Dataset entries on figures
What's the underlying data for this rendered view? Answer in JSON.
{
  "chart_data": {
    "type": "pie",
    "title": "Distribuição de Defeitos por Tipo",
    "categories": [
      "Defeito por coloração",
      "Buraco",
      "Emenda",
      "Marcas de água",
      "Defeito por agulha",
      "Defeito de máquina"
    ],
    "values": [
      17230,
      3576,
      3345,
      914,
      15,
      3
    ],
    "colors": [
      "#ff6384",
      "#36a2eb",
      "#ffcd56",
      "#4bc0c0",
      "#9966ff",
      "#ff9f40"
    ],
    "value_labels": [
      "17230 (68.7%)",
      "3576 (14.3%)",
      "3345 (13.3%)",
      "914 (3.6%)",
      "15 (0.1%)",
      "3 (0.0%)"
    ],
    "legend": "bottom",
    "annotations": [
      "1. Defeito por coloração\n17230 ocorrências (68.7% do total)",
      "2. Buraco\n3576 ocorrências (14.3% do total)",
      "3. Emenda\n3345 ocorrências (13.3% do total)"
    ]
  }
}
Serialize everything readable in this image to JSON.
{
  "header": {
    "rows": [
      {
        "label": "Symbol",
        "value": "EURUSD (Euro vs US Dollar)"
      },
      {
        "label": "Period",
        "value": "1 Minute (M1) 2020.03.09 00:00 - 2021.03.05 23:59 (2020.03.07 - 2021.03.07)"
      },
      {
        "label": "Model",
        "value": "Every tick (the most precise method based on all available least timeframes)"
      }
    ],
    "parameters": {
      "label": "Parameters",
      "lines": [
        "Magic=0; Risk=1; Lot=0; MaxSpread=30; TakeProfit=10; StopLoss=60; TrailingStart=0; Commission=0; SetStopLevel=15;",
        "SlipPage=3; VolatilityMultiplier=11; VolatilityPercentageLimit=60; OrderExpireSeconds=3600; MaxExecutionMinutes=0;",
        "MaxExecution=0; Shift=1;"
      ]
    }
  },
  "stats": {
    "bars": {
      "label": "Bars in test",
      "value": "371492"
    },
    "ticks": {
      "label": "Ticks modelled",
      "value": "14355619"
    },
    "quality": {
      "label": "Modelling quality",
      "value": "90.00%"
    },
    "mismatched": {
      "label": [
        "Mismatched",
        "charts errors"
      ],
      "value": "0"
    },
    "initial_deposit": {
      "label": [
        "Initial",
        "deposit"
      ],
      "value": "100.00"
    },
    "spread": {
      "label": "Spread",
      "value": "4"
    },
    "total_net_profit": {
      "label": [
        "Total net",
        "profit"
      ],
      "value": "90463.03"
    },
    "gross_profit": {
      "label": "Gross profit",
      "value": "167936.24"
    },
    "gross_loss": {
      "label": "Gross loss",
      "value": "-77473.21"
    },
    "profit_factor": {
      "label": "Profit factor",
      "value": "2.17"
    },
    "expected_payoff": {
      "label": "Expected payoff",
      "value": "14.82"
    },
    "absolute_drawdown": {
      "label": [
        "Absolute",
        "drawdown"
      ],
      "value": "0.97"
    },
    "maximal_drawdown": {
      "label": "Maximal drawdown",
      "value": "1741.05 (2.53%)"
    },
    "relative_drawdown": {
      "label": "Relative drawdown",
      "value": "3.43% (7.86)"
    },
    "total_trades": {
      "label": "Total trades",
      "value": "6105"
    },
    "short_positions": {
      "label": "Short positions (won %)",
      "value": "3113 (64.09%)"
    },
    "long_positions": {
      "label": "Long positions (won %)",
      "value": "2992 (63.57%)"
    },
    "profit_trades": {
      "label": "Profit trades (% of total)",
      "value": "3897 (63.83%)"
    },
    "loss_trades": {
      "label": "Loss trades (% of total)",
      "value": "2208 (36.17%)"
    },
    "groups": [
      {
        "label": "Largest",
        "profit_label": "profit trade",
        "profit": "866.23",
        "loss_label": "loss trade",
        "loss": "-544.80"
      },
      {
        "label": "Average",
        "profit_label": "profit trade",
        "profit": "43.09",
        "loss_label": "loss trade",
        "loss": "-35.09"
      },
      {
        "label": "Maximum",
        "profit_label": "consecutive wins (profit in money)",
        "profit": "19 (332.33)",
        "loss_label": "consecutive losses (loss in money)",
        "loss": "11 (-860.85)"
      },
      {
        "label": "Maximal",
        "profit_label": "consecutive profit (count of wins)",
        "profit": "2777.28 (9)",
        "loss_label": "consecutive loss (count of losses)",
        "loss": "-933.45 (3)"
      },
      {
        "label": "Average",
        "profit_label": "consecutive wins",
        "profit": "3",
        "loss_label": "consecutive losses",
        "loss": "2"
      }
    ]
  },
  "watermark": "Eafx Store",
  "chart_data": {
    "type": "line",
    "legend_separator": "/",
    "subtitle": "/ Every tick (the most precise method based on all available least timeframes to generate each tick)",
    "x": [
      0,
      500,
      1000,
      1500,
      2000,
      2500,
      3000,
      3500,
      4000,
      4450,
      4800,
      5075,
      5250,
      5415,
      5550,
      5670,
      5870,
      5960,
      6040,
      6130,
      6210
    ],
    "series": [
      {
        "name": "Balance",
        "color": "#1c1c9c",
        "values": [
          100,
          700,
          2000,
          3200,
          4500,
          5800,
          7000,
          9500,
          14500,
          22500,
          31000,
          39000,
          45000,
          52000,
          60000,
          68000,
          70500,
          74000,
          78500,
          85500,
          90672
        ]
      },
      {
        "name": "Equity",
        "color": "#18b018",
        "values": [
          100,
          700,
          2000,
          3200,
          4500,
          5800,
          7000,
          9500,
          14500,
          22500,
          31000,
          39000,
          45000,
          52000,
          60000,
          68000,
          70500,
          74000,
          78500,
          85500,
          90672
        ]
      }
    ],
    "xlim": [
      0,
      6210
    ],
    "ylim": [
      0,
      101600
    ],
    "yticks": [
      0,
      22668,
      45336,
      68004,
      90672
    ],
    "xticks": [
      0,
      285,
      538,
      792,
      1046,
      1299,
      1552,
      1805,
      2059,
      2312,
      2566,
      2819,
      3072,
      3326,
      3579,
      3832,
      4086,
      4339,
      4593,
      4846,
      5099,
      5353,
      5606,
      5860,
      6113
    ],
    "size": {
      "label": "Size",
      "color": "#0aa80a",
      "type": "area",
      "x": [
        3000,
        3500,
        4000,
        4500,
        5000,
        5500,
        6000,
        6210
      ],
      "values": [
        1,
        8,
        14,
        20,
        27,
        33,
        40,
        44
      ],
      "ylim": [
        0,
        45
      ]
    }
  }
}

- _YOUR OBJECTIVE_: Copy the lines from the entries above in which the word "Emenda" appears.

- _THE COMPLETED TASK_:
      "Emenda",
      "3. Emenda\n3345 ocorrências (13.3% do total)"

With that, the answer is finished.